• _SET EXERCISE_
Go through the entries below and copy out, in full, each line that contains the word "into".

• _ROWS_

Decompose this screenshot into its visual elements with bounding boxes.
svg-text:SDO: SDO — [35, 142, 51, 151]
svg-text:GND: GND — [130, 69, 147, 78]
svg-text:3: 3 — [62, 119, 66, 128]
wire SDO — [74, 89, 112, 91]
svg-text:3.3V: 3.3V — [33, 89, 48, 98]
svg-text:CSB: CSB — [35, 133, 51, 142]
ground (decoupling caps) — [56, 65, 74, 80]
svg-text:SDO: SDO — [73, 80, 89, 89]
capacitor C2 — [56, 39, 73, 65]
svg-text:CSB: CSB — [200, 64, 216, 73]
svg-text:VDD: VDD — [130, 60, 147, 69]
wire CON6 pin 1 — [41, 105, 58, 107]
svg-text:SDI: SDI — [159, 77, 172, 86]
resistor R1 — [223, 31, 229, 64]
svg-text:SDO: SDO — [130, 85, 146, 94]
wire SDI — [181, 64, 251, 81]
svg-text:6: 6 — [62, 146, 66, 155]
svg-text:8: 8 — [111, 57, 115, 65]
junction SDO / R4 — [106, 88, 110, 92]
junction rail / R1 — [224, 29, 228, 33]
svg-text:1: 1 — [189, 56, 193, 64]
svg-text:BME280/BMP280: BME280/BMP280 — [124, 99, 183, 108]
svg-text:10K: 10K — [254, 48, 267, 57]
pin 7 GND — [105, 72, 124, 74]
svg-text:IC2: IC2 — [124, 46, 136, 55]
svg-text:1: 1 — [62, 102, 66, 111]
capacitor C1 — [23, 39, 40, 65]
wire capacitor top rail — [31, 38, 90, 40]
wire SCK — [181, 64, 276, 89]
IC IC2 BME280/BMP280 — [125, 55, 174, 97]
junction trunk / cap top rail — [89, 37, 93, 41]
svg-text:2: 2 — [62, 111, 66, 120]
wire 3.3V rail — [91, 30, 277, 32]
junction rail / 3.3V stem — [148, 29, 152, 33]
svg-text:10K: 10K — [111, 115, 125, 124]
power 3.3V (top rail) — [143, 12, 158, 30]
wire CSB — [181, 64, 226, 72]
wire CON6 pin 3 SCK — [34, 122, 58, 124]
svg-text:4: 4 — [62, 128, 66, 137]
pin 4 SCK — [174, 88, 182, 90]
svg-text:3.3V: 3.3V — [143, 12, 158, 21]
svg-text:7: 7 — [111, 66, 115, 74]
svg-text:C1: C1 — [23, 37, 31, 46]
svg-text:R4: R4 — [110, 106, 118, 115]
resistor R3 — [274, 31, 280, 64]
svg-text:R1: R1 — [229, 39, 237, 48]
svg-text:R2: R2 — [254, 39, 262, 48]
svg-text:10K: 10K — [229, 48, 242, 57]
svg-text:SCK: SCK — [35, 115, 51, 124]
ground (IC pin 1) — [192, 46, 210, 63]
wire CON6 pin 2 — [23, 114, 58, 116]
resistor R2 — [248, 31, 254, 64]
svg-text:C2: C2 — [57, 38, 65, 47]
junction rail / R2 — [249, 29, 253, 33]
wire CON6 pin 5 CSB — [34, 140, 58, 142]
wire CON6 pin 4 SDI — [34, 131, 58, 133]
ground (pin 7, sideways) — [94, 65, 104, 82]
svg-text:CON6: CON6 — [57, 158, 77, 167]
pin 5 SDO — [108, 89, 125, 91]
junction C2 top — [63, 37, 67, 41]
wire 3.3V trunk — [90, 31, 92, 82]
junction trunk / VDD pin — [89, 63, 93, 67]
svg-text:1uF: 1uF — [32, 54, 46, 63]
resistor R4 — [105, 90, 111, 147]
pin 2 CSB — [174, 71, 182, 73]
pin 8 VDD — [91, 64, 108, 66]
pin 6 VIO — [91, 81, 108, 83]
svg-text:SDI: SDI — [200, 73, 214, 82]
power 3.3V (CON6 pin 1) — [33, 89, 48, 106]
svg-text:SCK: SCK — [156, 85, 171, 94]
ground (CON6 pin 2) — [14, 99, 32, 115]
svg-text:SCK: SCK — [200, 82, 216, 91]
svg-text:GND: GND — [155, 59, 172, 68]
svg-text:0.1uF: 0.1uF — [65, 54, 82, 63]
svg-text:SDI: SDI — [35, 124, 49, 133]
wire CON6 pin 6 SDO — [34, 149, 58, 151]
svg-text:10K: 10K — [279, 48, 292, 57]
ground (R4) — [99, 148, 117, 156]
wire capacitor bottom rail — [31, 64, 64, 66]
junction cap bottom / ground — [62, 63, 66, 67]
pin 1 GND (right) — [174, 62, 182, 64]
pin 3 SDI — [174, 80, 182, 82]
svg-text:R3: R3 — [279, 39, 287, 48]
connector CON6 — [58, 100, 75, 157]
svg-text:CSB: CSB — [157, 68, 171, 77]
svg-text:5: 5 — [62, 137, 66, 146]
==
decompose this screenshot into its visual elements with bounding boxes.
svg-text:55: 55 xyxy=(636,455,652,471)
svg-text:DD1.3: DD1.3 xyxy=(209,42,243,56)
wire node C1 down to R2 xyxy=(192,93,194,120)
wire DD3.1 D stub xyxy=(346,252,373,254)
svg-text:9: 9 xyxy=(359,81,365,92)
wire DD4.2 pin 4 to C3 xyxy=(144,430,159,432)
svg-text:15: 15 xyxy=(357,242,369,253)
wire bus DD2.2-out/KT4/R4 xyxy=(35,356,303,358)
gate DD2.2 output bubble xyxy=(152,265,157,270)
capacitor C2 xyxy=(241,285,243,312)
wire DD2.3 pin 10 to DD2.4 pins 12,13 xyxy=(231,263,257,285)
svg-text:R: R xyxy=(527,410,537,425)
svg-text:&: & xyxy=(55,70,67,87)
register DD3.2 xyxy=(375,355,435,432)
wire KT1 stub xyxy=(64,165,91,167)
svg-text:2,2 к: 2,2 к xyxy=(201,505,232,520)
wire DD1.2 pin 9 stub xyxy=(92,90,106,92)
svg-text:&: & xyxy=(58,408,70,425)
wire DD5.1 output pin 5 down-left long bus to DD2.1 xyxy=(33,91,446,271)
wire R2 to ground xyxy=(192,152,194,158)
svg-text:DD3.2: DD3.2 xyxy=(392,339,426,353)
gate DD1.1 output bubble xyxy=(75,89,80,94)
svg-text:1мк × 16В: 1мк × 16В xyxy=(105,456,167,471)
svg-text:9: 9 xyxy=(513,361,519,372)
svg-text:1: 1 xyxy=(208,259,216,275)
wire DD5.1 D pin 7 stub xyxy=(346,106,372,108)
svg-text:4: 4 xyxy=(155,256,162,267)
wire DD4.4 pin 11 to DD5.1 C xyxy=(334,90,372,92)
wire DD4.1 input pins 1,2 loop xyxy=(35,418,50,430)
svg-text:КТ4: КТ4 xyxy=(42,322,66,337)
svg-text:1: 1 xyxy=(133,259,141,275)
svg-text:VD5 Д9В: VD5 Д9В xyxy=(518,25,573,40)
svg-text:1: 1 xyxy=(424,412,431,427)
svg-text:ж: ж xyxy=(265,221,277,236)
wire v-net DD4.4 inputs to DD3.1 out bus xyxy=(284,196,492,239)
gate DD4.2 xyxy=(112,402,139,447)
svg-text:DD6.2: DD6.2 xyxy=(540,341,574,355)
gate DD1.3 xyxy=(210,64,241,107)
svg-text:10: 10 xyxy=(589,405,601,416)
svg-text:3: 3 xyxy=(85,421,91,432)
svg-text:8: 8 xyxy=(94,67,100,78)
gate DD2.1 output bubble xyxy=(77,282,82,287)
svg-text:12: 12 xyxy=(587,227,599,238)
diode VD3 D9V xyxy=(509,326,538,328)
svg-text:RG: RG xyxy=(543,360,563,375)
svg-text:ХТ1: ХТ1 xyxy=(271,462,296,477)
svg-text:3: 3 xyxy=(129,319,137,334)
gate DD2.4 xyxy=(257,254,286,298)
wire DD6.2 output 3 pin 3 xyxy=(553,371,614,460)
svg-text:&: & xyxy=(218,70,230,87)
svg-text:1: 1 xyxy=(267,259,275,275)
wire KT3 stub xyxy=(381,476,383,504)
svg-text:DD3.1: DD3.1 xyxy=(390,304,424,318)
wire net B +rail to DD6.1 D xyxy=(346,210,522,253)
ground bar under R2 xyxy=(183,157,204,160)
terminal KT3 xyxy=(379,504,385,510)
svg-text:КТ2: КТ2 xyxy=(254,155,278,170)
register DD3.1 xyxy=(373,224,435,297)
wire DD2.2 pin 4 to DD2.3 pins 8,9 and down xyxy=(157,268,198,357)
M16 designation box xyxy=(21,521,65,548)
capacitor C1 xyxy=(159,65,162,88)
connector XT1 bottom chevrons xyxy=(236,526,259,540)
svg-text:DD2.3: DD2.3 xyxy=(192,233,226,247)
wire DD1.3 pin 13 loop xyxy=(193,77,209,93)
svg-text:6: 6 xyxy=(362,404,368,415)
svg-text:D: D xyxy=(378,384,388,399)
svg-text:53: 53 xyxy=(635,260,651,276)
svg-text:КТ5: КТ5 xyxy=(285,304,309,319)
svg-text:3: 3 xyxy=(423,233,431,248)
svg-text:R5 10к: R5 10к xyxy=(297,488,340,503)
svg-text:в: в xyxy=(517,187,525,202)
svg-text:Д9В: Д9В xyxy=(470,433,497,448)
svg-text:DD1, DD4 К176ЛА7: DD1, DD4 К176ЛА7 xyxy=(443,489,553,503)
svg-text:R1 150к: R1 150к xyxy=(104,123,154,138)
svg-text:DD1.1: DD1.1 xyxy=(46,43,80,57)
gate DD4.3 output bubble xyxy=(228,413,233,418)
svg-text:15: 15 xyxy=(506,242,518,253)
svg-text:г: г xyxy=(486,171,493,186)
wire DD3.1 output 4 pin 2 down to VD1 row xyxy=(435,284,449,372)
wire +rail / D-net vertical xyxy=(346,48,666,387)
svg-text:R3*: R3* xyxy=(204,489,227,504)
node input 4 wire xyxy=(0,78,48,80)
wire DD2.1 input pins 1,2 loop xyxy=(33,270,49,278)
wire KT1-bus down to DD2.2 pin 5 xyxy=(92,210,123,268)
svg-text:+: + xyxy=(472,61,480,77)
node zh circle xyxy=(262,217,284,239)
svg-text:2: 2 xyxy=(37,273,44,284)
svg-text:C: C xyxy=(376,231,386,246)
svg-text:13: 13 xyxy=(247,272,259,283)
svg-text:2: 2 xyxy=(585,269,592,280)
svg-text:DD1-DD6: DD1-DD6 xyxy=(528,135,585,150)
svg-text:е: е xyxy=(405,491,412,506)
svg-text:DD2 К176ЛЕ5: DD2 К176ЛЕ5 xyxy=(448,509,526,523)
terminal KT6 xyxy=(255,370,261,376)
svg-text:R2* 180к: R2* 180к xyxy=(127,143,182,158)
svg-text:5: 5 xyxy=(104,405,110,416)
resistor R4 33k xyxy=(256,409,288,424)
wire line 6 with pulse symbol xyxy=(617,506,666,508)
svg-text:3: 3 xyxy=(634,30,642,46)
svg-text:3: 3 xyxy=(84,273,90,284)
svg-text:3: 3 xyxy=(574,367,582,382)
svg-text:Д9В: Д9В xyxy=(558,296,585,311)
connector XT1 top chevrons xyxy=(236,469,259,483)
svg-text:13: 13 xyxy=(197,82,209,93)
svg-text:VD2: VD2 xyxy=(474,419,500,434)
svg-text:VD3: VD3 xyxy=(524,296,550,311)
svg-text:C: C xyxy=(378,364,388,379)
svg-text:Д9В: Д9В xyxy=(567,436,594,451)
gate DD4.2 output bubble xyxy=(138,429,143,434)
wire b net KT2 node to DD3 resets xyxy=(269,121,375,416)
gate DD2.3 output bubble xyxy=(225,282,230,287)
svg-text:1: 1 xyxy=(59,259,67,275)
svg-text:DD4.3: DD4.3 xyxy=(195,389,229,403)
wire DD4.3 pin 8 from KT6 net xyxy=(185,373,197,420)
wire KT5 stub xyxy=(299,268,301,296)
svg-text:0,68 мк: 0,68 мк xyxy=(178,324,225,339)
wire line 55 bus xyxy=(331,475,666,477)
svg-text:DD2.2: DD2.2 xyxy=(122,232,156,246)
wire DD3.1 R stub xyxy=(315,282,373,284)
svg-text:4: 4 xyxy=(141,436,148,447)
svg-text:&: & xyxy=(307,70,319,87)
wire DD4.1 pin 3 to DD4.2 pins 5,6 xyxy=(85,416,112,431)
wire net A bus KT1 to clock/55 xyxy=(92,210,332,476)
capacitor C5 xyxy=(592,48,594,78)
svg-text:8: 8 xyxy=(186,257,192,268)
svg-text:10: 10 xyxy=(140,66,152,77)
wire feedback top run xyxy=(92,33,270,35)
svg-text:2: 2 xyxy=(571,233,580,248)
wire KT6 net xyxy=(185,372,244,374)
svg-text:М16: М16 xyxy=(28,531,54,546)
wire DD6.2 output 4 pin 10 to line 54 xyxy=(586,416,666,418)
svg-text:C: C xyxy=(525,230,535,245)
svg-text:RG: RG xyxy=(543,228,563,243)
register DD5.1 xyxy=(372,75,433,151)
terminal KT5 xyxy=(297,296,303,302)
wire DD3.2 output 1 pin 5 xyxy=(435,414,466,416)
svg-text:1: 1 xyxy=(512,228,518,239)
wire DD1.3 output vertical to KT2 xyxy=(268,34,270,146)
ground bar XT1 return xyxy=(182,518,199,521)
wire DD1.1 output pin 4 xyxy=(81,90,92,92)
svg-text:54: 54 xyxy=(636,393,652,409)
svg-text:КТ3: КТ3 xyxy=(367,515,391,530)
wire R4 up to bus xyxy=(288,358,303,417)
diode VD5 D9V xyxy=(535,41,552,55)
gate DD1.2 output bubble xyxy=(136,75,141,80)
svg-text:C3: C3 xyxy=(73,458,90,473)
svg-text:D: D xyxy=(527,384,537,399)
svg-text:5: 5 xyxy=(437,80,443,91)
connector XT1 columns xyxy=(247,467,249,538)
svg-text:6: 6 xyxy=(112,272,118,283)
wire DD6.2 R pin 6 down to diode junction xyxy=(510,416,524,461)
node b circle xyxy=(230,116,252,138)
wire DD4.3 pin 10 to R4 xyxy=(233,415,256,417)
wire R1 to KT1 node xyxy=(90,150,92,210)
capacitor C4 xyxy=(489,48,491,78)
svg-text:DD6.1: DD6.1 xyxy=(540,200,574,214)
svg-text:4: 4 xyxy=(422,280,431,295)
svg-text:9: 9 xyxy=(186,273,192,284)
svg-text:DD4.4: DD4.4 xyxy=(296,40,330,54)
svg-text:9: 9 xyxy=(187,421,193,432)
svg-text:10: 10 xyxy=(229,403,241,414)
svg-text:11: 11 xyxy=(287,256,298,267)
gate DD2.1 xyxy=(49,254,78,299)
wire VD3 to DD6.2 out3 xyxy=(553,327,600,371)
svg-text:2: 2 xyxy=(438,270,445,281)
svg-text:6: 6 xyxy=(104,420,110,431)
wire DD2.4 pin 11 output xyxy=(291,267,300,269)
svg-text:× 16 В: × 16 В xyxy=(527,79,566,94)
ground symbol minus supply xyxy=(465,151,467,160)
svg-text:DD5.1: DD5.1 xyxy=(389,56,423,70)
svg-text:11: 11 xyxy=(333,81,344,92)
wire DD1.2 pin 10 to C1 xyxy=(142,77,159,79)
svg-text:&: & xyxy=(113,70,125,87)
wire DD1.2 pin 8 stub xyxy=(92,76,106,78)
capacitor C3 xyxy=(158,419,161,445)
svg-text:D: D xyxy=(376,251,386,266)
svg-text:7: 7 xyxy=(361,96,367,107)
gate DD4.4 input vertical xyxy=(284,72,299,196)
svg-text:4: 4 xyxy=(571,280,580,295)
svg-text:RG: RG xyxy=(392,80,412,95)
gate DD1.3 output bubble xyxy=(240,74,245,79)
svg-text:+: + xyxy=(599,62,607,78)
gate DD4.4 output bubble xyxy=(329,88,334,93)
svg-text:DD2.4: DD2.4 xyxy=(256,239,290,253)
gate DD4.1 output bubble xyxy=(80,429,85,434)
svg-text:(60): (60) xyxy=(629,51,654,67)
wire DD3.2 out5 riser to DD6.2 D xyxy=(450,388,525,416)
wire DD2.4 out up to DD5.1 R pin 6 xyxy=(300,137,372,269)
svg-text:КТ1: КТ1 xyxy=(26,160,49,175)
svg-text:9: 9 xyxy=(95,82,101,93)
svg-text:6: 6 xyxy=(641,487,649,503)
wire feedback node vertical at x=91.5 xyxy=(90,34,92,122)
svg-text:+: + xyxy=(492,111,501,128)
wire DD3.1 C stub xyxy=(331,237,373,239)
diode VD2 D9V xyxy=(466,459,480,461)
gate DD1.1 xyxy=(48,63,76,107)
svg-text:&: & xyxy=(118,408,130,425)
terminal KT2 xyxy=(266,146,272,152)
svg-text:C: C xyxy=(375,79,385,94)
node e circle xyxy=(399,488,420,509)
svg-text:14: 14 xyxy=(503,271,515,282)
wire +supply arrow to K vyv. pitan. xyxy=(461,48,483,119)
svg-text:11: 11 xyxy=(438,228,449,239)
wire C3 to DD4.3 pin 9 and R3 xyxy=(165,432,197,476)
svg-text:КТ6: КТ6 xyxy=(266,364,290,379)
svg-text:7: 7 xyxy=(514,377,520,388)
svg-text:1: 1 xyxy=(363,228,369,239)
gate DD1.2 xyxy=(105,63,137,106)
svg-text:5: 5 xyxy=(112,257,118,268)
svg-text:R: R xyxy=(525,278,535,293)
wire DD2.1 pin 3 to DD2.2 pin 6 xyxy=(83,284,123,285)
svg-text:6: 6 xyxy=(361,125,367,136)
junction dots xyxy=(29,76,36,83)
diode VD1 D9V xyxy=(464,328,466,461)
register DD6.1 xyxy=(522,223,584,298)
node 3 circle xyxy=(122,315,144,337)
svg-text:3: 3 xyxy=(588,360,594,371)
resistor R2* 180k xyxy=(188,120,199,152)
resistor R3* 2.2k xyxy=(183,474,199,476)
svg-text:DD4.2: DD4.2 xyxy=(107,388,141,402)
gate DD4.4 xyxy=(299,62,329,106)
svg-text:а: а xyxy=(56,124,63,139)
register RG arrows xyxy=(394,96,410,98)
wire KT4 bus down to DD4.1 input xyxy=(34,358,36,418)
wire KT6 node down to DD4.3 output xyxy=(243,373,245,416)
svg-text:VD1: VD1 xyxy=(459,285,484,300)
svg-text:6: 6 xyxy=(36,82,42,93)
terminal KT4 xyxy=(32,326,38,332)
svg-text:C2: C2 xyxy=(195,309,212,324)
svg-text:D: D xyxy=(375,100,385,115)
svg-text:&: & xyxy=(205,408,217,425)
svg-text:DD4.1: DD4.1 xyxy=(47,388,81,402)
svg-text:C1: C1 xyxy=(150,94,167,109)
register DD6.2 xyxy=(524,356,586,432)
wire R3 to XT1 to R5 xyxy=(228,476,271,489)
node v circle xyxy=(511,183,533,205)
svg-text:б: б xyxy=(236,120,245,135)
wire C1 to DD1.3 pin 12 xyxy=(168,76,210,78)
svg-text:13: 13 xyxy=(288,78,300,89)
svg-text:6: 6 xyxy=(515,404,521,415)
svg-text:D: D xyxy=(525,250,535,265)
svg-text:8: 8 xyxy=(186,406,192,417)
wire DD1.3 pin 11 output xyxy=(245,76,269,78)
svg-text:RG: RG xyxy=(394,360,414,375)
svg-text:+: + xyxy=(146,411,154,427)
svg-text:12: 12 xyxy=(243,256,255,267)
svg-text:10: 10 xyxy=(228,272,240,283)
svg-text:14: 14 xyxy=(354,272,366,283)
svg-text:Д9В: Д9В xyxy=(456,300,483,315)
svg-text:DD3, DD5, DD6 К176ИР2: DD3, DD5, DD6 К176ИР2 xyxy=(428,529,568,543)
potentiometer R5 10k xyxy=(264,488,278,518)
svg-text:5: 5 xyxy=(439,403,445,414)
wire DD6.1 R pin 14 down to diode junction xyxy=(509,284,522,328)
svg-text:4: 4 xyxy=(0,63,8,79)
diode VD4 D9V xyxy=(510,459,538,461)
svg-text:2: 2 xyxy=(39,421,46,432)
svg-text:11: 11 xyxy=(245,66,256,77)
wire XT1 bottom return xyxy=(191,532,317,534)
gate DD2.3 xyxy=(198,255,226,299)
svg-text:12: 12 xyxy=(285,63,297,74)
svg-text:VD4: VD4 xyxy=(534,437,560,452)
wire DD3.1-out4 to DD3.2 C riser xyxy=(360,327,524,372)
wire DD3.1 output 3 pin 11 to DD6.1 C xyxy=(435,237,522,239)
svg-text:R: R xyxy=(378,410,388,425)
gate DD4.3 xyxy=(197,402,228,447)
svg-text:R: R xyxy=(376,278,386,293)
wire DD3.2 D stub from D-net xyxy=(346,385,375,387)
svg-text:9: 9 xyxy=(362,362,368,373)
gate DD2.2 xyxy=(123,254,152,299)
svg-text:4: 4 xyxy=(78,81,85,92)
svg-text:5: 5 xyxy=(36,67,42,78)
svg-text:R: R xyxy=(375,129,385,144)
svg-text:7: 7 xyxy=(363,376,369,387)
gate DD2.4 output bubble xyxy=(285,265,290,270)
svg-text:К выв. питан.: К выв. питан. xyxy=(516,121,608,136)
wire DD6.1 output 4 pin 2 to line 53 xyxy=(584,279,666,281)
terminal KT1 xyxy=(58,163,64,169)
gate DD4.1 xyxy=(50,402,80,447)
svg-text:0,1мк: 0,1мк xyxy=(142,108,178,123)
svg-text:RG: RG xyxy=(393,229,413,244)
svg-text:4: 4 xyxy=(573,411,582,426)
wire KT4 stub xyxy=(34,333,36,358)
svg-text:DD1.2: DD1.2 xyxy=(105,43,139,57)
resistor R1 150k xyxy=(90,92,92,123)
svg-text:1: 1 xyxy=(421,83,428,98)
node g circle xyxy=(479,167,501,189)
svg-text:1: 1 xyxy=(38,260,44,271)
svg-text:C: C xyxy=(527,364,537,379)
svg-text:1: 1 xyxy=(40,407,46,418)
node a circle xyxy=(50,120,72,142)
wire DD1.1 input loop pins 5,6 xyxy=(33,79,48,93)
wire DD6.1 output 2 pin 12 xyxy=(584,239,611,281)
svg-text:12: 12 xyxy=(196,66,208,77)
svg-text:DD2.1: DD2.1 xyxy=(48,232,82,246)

• _REPLY TO THE TASK_
Decompose this screenshot into its visual elements with bounding boxes.
decompose this screenshot into its visual elements with bounding boxes.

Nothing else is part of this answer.